Count how many lines in the material below hold the word "Please"; the reply is that number alone.

-.-.-

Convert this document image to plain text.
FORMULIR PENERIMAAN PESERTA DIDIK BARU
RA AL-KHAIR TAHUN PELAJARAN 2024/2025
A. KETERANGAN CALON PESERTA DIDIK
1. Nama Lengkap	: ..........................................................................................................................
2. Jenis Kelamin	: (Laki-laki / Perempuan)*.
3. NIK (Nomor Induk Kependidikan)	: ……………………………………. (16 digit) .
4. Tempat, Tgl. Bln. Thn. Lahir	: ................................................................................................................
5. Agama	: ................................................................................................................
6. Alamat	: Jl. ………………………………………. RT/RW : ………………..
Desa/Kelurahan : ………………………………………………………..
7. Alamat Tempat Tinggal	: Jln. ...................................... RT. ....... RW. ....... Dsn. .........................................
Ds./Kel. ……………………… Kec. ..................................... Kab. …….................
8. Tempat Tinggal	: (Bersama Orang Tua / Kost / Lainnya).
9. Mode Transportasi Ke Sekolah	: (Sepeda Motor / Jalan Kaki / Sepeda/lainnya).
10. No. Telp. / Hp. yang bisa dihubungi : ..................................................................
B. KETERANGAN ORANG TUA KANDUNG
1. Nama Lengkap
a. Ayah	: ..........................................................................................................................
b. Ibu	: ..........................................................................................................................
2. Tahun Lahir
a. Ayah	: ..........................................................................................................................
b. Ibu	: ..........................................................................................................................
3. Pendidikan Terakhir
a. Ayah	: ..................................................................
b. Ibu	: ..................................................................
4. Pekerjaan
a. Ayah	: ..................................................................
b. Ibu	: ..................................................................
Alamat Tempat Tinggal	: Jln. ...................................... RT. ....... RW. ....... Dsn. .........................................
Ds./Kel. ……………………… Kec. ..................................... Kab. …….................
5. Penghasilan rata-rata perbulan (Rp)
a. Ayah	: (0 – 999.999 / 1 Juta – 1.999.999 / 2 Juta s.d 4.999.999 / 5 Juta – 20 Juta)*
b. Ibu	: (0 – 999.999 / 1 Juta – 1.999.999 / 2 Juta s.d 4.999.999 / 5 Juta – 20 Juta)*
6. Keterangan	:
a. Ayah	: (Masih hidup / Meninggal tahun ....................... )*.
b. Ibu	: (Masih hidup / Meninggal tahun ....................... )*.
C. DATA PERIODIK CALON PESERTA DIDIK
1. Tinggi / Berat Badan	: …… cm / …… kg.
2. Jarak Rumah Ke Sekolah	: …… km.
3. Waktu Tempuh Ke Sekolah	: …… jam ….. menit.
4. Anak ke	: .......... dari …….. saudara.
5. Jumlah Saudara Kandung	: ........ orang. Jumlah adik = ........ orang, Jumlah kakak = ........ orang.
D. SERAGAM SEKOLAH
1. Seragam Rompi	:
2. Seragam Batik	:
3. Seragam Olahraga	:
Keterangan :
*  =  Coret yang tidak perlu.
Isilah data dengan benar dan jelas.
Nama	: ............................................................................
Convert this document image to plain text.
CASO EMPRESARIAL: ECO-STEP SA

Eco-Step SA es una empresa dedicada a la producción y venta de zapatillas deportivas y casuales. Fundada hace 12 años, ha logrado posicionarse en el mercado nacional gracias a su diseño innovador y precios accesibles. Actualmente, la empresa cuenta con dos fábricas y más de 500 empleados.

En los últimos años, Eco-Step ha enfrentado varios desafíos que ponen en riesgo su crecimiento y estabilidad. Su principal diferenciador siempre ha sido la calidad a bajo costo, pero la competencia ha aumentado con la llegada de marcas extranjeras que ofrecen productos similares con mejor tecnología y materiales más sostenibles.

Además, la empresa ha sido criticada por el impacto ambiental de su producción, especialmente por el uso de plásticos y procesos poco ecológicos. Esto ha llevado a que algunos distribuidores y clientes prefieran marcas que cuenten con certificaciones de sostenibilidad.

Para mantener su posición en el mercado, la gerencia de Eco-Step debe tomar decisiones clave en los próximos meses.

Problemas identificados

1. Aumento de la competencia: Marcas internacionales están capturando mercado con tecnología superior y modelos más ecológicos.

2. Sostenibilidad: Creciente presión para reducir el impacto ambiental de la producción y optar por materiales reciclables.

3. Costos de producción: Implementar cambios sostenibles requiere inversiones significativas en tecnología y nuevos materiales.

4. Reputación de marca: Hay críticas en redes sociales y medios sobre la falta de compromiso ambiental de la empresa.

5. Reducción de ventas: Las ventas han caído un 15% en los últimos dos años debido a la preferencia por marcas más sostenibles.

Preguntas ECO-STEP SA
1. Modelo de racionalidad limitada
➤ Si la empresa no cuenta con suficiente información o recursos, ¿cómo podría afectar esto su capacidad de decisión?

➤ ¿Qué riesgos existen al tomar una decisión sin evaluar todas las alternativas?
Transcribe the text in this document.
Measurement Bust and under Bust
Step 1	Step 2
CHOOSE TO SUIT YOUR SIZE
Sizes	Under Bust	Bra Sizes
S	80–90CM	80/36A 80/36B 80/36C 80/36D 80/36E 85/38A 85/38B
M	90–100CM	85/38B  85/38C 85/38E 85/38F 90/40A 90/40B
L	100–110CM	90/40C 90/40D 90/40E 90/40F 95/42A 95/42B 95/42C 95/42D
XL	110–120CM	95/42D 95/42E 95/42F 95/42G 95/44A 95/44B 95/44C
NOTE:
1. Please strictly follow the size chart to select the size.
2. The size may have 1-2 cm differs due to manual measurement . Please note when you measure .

-.-.-

# Exercise result
2